Estratto fornito:
········

Ieri c’è stato un turbine di dichiarazioni politiche da parte di membri del governo, di cui forse non varebbe neanche la pena di parlare, se non rappresentassero un momento della partita che si sta giocando tra Monti e le forze politiche, e in particolar modo tra Monti e il Popolo della Libertà, una formazione uscita addirittura sfigurata dalle amministrative

Ieri c’è stato un turbine di dichiarazioni politiche da parte di membri del governo, di cui forse non varebbe neanche la pena di parlare, se non rappresentassero un momento della partita che si sta giocando tra Monti e le forze politiche, e in particolar modo tra Monti e il Popolo della Libertà, una formazione uscita addirittura sfigurata dalle amministrative. Monti ha scritto una lettera al capo dello stato che ieri festeggiava i sei anni dall’elezione al Quirinale. Il passaggio chiave è questo: «Per il governo, e per me personalmente, Lei (cioè Napolitano, ndr) rappresenta un punto di riferimento sicuro, una fonte di ispirazione che ci permette di impegnarci con determinazione nella realizzazione del mandato che Lei ci ha affidato». Decrittiamo: non mollo, per quante me ne dicano. Ci sono poi considerazioni del ministro Passera. Considerazioni piuttosto gravi: «Il disagio sociale e diffuso legato alla mancanza di lavoro in Italia è più ampio di quello che le statistiche dicono. Se mettiamo insieme disoccupati, inoccupati, sottoccupati e sospesi arriviamo a 5-6, forse 7 milioni di persone. Se moltiplichiamo per i loro familiari arriviamo alla metà della nostra società. Non sono soltanto a rischio i consumi e gli investimenti ma anche tenuta economica e sociale del Paese». Ecco la Fornero: «La riforma delle pensioni è stata molto dura e ha creato dei problemi a molte persone e molte famiglie. Problemi dei quali il governo è consapevole». Quindi Balduzzi, ministro della Salute: «È un momento di difesa: attenzione alle fasce fragili». L’insieme di queste dichiarazioni non può che significare: siamo consapevoli del disagio sociale che abbiamo provocato con le nostre misure, cercheremo di fare qualcosa, specialmente se l’Europa non ci paralizza.

········

Dati archiviati:
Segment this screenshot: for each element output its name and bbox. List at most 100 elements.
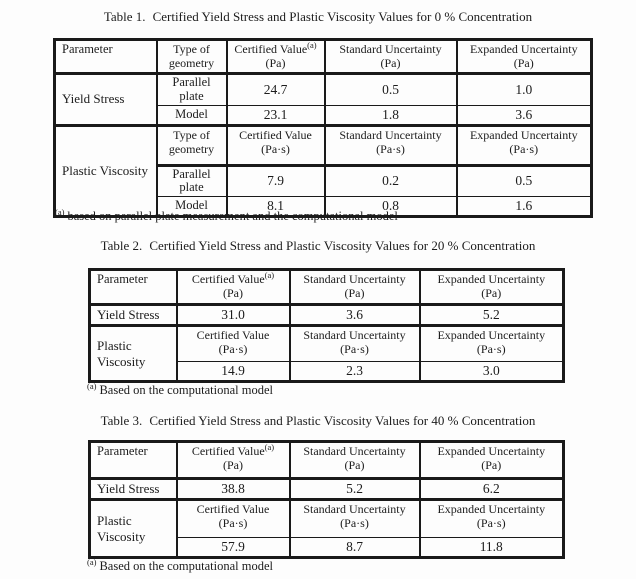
certified-value-cell: 57.9 [175, 537, 291, 558]
header-text: Certified Value [196, 328, 270, 342]
header-unit: (Pa) [223, 458, 243, 473]
certified-value-cell: 24.7 [225, 73, 326, 106]
header-unit: (Pa) [481, 286, 502, 301]
footnote-text: Based on the computational model [99, 559, 274, 573]
header-text: Certified Value [191, 444, 265, 458]
table-row: Yield Stress Parallel plate 24.7 0.5 1.0 [53, 73, 593, 127]
subheader-standard-uncertainty: Standard Uncertainty (Pa·s) [288, 499, 421, 538]
header-text: Certified Value [196, 502, 270, 516]
header-line: Certified Value(a) [181, 271, 286, 286]
table-1-title: Table 1. Certified Yield Stress and Plast… [0, 9, 636, 25]
header-text: Standard Uncertainty [303, 502, 406, 516]
header-certified-value: Certified Value(a) (Pa) [175, 441, 291, 480]
standard-uncertainty-cell: 8.7 [288, 537, 421, 558]
header-unit: (Pa·s) [261, 141, 290, 156]
label-plastic-viscosity: Plastic Viscosity [88, 499, 178, 558]
subheader-expanded-uncertainty: Expanded Uncertainty (Pa·s) [418, 325, 565, 362]
standard-uncertainty-cell: 0.2 [323, 164, 458, 197]
header-unit: (Pa) [344, 286, 365, 301]
certified-value-cell: 7.9 [225, 164, 326, 197]
expanded-uncertainty-cell: 11.8 [418, 537, 565, 558]
header-text: Certified Value [234, 42, 308, 56]
header-standard-uncertainty: Standard Uncertainty (Pa) [288, 441, 421, 480]
header-text: Standard Uncertainty [303, 444, 406, 458]
footnote-marker-superscript: (a) [55, 206, 65, 217]
header-expanded-uncertainty: Expanded Uncertainty (Pa) [418, 441, 565, 480]
expanded-uncertainty-cell: 5.2 [418, 304, 565, 327]
table-3-title-label: Table 3. [100, 413, 143, 428]
footnote-marker-superscript: (a) [307, 40, 317, 50]
header-text: Standard Uncertainty [339, 127, 442, 142]
header-certified-value: Certified Value(a) (Pa) [175, 269, 291, 306]
header-text: Standard Uncertainty [339, 42, 442, 56]
table-row: Yield Stress 31.0 3.6 5.2 [88, 304, 565, 327]
geometry-cell: Model [155, 104, 228, 127]
header-unit: (Pa·s) [218, 342, 248, 357]
footnote-marker-superscript: (a) [87, 556, 97, 567]
label-plastic-viscosity: Plastic Viscosity [88, 325, 178, 382]
table-3-title-text: Certified Yield Stress and Plastic Visco… [149, 413, 536, 428]
subheader-expanded-uncertainty: Expanded Uncertainty (Pa·s) [455, 124, 593, 167]
table-3-footnote: (a) Based on the computational model [87, 556, 274, 574]
expanded-uncertainty-cell: 1.6 [455, 196, 593, 217]
footnote-text: based on parallel plate measurement and … [67, 209, 398, 223]
standard-uncertainty-cell: 0.8 [323, 196, 458, 217]
header-unit: (Pa·s) [509, 141, 539, 156]
table-2: Parameter Certified Value(a) (Pa) Standa… [88, 268, 565, 383]
footnote-marker-superscript: (a) [264, 442, 275, 452]
standard-uncertainty-cell: 1.8 [323, 104, 458, 127]
subheader-certified-value: Certified Value (Pa·s) [225, 124, 326, 167]
header-parameter: Parameter [88, 441, 178, 480]
standard-uncertainty-cell: 5.2 [288, 478, 421, 501]
header-unit: (Pa·s) [218, 516, 248, 531]
header-text: Expanded Uncertainty [437, 444, 546, 458]
table-2-title-label: Table 2. [100, 238, 143, 253]
certified-value-cell: 8.1 [225, 196, 326, 217]
header-standard-uncertainty: Standard Uncertainty (Pa) [323, 39, 458, 75]
header-parameter: Parameter [53, 39, 158, 75]
expanded-uncertainty-cell: 3.0 [418, 361, 565, 382]
label-yield-stress: Yield Stress [88, 304, 178, 327]
subheader-standard-uncertainty: Standard Uncertainty (Pa·s) [288, 325, 421, 362]
table-row: Plastic Viscosity Certified Value (Pa·s)… [88, 325, 565, 382]
table-row: Model 23.1 1.8 3.6 [55, 104, 593, 127]
table-row: Model 8.1 0.8 1.6 [55, 196, 593, 217]
footnote-marker-superscript: (a) [87, 380, 97, 391]
certified-value-cell: 31.0 [175, 304, 291, 327]
table-1-title-text: Certified Yield Stress and Plastic Visco… [152, 9, 533, 24]
header-parameter: Parameter [88, 269, 178, 306]
header-unit: (Pa·s) [376, 141, 405, 156]
standard-uncertainty-cell: 0.5 [323, 73, 458, 106]
header-expanded-uncertainty: Expanded Uncertainty (Pa) [418, 269, 565, 306]
table-3: Parameter Certified Value(a) (Pa) Standa… [88, 440, 565, 559]
table-row: Parameter Certified Value(a) (Pa) Standa… [88, 269, 565, 306]
geometry-cell: Parallel plate [155, 164, 228, 197]
table-row: Parameter Type of geometry Certified Val… [53, 39, 593, 75]
table-2-footnote: (a) Based on the computational model [87, 380, 273, 398]
label-plastic-viscosity: Plastic Viscosity [53, 124, 158, 217]
expanded-uncertainty-cell: 1.0 [455, 73, 593, 106]
header-text: Certified Value [191, 272, 265, 286]
header-text: Certified Value [239, 127, 312, 142]
header-text: Expanded Uncertainty [437, 328, 546, 342]
header-type-of-geometry: Type of geometry [155, 39, 228, 75]
table-row: 57.9 8.7 11.8 [90, 537, 565, 558]
certified-value-cell: 14.9 [175, 361, 291, 382]
header-unit: (Pa) [265, 56, 286, 71]
subheader-certified-value: Certified Value (Pa·s) [175, 325, 291, 362]
table-1: Parameter Type of geometry Certified Val… [53, 38, 593, 218]
header-unit: (Pa) [481, 458, 502, 473]
header-unit: (Pa) [344, 458, 365, 473]
header-text: Expanded Uncertainty [469, 127, 578, 142]
header-unit: (Pa·s) [340, 516, 369, 531]
table-row: Parameter Certified Value(a) (Pa) Standa… [88, 441, 565, 480]
header-line: Certified Value(a) [181, 442, 286, 458]
subheader-expanded-uncertainty: Expanded Uncertainty (Pa·s) [418, 499, 565, 538]
header-line: Certified Value(a) [231, 40, 321, 56]
expanded-uncertainty-cell: 6.2 [418, 478, 565, 501]
geometry-cell: Model [155, 196, 228, 217]
table-row: Plastic Viscosity Type of geometry Certi… [53, 124, 593, 217]
table-1-title-label: Table 1. [103, 9, 146, 24]
header-certified-value: Certified Value(a) (Pa) [225, 39, 326, 75]
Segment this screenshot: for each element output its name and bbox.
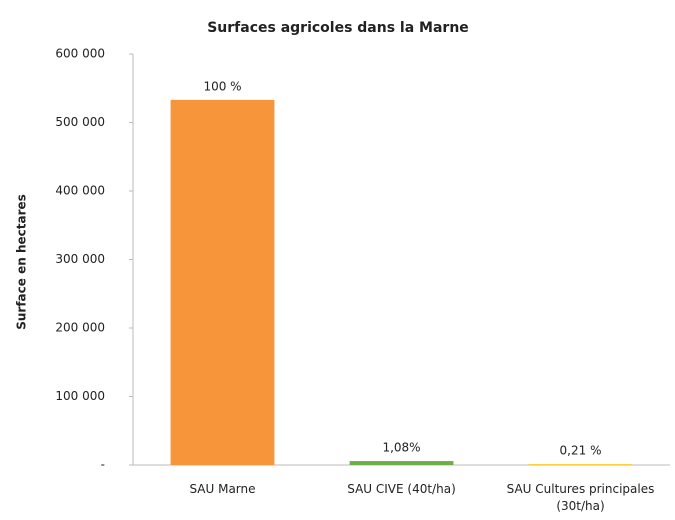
y-axis-label: Surface en hectares — [15, 194, 29, 330]
chart-title: Surfaces agricoles dans la Marne — [207, 20, 469, 36]
x-tick-label: SAU Cultures principales (30t/ha) — [506, 482, 655, 513]
bar-annotation: 1,08% — [382, 441, 420, 455]
y-tick-label: 400 000 — [55, 184, 105, 198]
bar — [349, 461, 454, 465]
y-tick-label: - — [101, 458, 105, 472]
bar — [170, 99, 275, 466]
bar — [528, 464, 633, 465]
y-tick-label: 100 000 — [55, 389, 105, 403]
x-tick-label: SAU CIVE (40t/ha) — [347, 482, 456, 496]
y-tick-label: 600 000 — [55, 47, 105, 61]
y-tick-label: 300 000 — [55, 252, 105, 266]
bar-annotation: 0,21 % — [560, 444, 602, 458]
x-tick-label: SAU Marne — [189, 482, 256, 496]
bar-annotation: 100 % — [203, 79, 241, 93]
y-tick-label: 500 000 — [55, 115, 105, 129]
y-tick-label: 200 000 — [55, 321, 105, 335]
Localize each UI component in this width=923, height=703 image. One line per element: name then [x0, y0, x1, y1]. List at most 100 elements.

········

Istruzioni:
a. Riproduci integralmente l'estratto sulle dichiarazioni dei ministri del governo Monti, senza cambiarne neppure una parola.
b. Riporta tutte le righe dell'elenco in cui compare la stringa "line".
L'estratto e l'elenco non hanno alcun legame tra loro.

Soluzioni dei compiti:
a.
Ieri c’è stato un turbine di dichiarazioni politiche da parte di membri del governo, di cui forse non varebbe neanche la pena di parlare, se non rappresentassero un momento della partita che si sta giocando tra Monti e le forze politiche, e in particolar modo tra Monti e il Popolo della Libertà, una formazione uscita addirittura sfigurata dalle amministrative

Ieri c’è stato un turbine di dichiarazioni politiche da parte di membri del governo, di cui forse non varebbe neanche la pena di parlare, se non rappresentassero un momento della partita che si sta giocando tra Monti e le forze politiche, e in particolar modo tra Monti e il Popolo della Libertà, una formazione uscita addirittura sfigurata dalle amministrative. Monti ha scritto una lettera al capo dello stato che ieri festeggiava i sei anni dall’elezione al Quirinale. Il passaggio chiave è questo: «Per il governo, e per me personalmente, Lei (cioè Napolitano, ndr) rappresenta un punto di riferimento sicuro, una fonte di ispirazione che ci permette di impegnarci con determinazione nella realizzazione del mandato che Lei ci ha affidato». Decrittiamo: non mollo, per quante me ne dicano. Ci sono poi considerazioni del ministro Passera. Considerazioni piuttosto gravi: «Il disagio sociale e diffuso legato alla mancanza di lavoro in Italia è più ampio di quello che le statistiche dicono. Se mettiamo insieme disoccupati, inoccupati, sottoccupati e sospesi arriviamo a 5-6, forse 7 milioni di persone. Se moltiplichiamo per i loro familiari arriviamo alla metà della nostra società. Non sono soltanto a rischio i consumi e gli investimenti ma anche tenuta economica e sociale del Paese». Ecco la Fornero: «La riforma delle pensioni è stata molto dura e ha creato dei problemi a molte persone e molte famiglie. Problemi dei quali il governo è consapevole». Quindi Balduzzi, ministro della Salute: «È un momento di difesa: attenzione alle fasce fragili». L’insieme di queste dichiarazioni non può che significare: siamo consapevoli del disagio sociale che abbiamo provocato con le nostre misure, cercheremo di fare qualcosa, specialmente se l’Europa non ci paralizza.

b.
header-line: Certified Value(a) [181, 271, 286, 286]
header-line: Certified Value(a) [181, 442, 286, 458]
header-line: Certified Value(a) [231, 40, 321, 56]
Localize each UI component in this width=923, height=703 image. One line per element: name then [x0, y0, x1, y1]. List at most 100 elements.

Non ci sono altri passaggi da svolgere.